**Required task**: In the entries below, count every line with the string "High". State the count and nothing else.

## START

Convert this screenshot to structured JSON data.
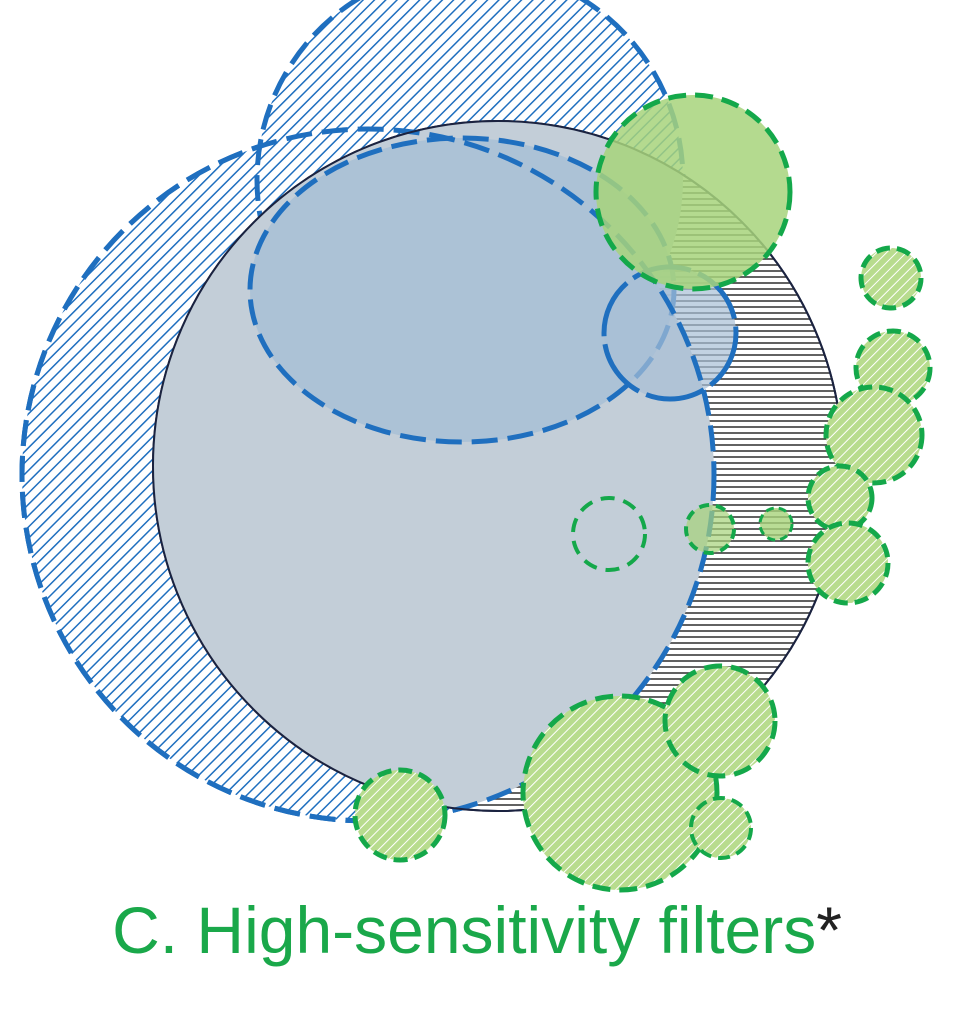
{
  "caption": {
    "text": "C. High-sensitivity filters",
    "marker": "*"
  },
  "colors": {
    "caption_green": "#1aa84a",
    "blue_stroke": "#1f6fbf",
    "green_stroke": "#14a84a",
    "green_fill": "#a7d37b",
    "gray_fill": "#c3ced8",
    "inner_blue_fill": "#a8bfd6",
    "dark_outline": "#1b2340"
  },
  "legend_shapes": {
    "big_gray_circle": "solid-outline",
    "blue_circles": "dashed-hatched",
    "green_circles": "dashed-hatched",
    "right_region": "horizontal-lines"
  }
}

## END
## START

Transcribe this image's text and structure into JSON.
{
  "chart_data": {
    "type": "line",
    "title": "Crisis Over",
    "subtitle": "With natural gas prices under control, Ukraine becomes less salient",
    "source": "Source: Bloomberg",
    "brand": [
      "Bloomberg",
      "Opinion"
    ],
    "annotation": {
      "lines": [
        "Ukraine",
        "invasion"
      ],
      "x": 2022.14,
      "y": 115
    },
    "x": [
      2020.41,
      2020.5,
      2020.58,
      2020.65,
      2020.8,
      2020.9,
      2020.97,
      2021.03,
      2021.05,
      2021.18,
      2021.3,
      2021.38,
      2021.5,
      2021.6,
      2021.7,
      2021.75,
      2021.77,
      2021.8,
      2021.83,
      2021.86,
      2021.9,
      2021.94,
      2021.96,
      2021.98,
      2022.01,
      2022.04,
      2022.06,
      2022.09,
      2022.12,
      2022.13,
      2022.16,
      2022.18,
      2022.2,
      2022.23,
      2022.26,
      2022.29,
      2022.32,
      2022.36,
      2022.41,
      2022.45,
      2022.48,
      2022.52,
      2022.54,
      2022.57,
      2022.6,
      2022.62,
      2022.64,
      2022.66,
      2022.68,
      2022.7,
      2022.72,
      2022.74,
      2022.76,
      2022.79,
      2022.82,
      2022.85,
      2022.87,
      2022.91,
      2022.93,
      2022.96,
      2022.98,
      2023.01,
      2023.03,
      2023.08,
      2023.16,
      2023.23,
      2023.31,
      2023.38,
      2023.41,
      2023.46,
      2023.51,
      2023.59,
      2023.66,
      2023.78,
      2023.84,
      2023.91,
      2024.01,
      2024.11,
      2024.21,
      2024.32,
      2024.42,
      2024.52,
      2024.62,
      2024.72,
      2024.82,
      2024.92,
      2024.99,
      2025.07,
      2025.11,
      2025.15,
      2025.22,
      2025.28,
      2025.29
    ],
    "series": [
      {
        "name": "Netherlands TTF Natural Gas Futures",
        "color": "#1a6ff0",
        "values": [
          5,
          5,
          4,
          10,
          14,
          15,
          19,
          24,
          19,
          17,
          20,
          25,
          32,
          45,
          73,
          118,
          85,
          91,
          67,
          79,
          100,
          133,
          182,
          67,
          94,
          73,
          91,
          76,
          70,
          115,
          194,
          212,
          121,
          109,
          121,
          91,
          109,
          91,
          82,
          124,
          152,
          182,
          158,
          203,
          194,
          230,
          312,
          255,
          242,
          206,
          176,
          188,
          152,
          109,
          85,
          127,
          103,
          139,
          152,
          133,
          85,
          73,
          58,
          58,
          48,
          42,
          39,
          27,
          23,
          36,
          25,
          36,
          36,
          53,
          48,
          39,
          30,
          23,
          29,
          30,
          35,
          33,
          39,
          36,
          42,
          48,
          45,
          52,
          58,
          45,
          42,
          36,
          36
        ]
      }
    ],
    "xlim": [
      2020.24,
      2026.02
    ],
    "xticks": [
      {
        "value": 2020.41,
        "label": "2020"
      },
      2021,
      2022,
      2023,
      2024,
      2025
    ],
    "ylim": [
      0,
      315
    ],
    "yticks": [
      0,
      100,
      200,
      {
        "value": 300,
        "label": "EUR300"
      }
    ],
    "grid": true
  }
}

## END
## START

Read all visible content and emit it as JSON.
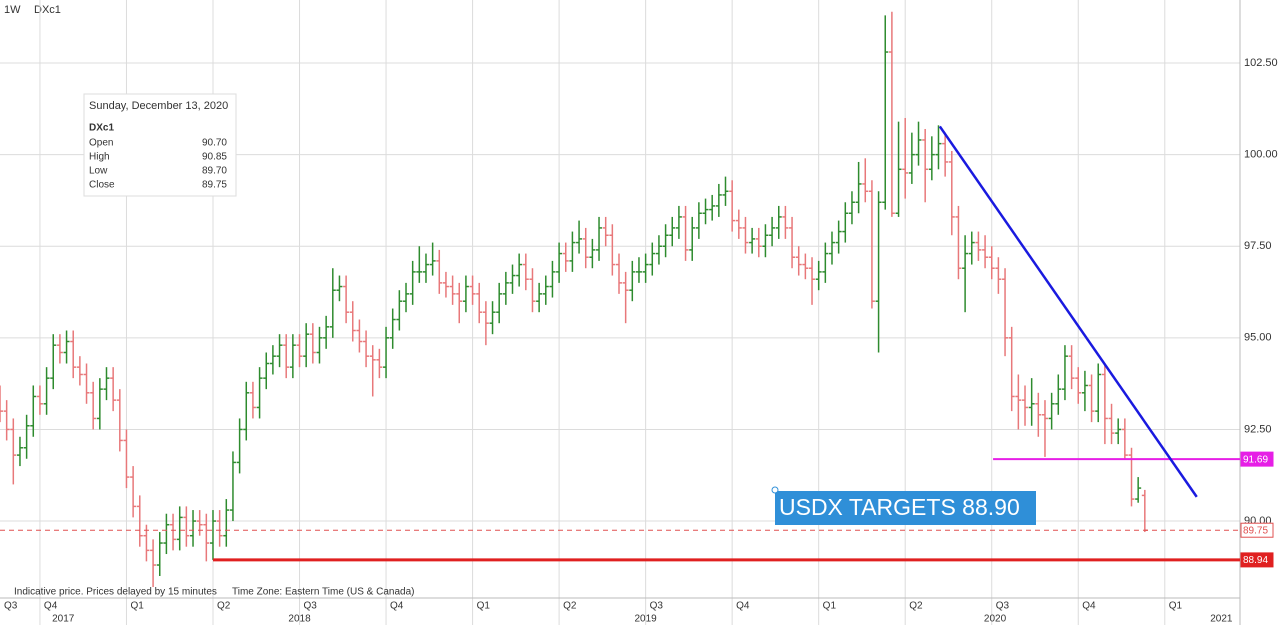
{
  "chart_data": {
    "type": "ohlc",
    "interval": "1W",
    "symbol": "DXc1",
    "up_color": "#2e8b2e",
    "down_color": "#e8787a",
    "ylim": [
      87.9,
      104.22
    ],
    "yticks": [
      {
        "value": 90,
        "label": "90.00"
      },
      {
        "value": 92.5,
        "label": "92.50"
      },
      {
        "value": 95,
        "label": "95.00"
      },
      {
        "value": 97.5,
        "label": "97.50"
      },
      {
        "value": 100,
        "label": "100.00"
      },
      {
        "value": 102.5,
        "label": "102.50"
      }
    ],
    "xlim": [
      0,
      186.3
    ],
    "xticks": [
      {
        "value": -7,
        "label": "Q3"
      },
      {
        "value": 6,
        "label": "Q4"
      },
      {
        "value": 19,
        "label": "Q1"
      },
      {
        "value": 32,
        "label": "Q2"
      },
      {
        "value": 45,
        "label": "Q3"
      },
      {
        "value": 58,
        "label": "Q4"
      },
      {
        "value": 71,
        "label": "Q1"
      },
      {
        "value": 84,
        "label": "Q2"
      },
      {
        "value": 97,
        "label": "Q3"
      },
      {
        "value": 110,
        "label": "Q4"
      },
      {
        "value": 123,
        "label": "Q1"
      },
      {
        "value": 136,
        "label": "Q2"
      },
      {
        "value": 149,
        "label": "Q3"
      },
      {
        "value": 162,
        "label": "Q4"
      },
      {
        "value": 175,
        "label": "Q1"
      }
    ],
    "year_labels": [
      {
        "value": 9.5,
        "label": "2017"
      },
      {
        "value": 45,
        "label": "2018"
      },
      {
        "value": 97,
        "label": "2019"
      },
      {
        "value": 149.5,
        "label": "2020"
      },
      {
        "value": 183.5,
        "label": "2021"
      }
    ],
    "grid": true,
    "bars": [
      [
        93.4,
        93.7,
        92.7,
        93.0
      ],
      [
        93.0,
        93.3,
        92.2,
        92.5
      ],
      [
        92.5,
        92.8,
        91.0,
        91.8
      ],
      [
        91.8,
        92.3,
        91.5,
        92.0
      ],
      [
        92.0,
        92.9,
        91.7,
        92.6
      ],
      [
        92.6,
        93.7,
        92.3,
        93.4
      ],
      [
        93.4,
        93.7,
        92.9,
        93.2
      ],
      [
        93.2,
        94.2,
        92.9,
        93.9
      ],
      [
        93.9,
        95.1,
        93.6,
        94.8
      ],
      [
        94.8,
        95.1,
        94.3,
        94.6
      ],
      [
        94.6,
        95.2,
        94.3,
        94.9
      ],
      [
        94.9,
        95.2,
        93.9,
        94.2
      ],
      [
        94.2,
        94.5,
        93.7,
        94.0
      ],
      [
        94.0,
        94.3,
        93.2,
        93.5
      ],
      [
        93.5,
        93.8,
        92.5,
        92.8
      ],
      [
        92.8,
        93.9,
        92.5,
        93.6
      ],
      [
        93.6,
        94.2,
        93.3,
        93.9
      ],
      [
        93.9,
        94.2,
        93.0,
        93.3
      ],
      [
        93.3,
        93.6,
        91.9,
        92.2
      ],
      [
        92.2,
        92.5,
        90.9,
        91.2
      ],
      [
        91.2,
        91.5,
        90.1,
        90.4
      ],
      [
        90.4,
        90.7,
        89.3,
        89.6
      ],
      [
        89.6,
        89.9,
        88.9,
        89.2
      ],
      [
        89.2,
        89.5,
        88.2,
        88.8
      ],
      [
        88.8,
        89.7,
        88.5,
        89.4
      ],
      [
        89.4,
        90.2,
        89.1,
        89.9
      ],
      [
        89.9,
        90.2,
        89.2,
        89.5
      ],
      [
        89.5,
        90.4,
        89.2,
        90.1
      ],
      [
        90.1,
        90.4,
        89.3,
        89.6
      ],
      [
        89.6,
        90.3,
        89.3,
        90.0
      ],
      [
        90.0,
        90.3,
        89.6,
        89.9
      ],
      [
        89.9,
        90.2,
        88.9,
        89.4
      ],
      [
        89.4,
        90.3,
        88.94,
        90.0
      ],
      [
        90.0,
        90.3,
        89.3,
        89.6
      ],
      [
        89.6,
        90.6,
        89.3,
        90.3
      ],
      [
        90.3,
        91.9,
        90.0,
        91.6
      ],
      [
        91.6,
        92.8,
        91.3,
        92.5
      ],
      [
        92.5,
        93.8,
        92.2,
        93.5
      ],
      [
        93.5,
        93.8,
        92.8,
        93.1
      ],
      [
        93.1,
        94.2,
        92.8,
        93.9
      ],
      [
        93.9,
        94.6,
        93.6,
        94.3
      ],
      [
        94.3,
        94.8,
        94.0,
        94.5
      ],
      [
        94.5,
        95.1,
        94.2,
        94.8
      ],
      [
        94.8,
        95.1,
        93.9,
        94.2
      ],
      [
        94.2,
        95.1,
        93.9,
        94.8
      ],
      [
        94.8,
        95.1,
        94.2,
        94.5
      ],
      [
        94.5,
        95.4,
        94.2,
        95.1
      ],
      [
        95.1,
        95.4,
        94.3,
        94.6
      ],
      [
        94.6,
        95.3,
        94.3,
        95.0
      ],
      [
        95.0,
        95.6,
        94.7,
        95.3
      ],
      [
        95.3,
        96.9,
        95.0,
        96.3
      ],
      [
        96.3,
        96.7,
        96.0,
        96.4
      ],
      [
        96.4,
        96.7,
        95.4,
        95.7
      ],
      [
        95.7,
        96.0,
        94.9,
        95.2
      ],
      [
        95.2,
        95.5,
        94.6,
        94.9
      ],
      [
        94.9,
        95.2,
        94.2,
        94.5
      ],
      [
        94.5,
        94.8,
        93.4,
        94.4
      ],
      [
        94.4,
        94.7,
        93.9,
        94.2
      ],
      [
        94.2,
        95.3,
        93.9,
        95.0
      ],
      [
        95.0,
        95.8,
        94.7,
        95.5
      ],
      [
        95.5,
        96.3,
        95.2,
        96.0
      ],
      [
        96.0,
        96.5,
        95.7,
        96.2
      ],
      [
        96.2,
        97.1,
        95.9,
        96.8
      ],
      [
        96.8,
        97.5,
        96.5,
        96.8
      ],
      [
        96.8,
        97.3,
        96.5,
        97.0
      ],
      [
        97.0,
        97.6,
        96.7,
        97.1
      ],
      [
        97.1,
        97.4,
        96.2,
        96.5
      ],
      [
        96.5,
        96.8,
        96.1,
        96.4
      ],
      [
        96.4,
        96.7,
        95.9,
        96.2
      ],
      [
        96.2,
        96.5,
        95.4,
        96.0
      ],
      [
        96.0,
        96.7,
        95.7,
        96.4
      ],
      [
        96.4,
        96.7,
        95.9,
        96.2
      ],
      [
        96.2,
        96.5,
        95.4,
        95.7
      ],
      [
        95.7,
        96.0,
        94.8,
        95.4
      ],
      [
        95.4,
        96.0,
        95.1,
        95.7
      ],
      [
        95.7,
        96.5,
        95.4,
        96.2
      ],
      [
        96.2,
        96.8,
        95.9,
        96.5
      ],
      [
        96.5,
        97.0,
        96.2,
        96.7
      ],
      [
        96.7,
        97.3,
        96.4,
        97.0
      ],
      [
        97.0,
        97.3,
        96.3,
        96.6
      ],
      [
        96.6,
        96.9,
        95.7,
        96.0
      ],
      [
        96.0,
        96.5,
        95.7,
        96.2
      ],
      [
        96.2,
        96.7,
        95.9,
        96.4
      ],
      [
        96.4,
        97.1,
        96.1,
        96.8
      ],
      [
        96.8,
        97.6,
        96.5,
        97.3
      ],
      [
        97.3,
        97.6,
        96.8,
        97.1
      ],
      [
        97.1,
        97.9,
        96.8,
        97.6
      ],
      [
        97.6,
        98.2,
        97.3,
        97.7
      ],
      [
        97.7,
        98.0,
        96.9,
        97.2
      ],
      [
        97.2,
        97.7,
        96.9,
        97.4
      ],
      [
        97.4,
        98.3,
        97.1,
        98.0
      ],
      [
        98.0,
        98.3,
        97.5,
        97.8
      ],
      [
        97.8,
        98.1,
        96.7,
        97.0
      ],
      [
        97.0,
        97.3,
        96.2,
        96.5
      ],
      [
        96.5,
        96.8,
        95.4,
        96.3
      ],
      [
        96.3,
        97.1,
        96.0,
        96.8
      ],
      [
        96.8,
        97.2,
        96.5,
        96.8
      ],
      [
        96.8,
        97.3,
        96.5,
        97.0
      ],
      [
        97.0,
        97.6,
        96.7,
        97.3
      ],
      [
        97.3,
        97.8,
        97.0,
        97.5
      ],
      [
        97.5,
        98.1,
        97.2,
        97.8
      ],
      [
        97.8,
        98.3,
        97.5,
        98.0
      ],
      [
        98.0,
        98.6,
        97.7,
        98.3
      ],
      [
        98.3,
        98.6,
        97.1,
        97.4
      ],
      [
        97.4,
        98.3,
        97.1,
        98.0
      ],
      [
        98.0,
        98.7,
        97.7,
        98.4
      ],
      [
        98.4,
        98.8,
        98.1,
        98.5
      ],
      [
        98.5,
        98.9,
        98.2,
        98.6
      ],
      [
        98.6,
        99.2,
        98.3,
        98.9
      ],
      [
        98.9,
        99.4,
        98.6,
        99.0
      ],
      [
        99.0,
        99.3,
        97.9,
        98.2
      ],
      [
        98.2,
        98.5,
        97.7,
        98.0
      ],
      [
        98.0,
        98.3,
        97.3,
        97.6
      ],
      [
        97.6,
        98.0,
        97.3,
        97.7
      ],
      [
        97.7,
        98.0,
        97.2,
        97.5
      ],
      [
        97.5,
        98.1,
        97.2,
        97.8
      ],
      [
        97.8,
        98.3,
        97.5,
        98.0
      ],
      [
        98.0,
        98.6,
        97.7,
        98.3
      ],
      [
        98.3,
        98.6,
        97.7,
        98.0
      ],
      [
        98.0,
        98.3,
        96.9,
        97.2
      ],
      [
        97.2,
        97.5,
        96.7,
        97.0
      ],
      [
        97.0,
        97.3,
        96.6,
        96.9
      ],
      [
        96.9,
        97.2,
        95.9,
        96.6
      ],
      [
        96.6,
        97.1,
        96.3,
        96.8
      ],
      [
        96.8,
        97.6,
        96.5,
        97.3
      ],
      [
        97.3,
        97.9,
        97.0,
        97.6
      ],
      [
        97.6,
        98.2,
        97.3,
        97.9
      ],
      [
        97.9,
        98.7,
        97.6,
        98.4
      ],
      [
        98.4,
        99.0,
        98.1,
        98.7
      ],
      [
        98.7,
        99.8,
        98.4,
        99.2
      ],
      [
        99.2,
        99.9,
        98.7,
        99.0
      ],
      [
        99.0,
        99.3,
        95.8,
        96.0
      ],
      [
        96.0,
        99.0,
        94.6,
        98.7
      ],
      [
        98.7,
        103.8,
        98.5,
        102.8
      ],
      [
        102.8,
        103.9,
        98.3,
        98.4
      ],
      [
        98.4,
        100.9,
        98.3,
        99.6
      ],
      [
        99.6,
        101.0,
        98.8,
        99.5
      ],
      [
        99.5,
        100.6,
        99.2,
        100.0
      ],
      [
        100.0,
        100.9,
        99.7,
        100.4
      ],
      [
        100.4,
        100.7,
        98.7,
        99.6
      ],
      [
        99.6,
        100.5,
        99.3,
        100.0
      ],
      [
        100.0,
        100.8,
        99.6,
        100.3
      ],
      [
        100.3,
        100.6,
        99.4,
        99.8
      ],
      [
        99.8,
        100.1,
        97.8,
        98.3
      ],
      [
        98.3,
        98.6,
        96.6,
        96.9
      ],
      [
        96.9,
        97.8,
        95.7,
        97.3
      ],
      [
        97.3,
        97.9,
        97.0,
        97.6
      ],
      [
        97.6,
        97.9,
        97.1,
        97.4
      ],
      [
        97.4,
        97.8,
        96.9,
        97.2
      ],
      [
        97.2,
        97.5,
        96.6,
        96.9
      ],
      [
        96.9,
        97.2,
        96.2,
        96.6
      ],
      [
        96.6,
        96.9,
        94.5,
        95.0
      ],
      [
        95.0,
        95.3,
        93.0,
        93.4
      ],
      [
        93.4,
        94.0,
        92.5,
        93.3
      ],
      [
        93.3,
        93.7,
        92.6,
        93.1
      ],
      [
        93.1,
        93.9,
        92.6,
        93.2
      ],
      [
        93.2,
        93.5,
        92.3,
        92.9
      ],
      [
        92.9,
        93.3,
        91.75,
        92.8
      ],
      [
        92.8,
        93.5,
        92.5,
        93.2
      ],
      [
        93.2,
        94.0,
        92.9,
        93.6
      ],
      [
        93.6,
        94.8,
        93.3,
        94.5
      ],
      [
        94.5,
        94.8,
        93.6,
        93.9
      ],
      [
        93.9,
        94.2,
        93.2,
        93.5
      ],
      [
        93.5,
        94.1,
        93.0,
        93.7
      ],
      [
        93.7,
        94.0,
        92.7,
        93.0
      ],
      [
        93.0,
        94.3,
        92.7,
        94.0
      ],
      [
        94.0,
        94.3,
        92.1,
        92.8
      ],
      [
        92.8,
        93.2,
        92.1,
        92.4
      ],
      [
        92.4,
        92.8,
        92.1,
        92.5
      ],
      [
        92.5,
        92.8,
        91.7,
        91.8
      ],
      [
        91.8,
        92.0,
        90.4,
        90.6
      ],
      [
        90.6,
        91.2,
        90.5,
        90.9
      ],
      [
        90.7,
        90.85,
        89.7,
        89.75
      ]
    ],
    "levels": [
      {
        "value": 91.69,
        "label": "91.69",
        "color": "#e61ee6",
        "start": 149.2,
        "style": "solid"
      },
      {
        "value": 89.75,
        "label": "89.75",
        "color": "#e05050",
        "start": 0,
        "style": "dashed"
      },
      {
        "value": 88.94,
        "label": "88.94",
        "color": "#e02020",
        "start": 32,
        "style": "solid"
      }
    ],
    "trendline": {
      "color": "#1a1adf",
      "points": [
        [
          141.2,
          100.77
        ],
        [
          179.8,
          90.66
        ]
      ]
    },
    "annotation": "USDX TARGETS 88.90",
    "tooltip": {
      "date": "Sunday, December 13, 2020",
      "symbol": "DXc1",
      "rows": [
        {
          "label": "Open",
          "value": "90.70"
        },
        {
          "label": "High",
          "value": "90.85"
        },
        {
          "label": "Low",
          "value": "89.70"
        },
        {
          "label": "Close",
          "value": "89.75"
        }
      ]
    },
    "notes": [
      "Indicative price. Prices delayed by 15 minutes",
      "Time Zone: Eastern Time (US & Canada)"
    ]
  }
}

## END

**Result of this task**: 2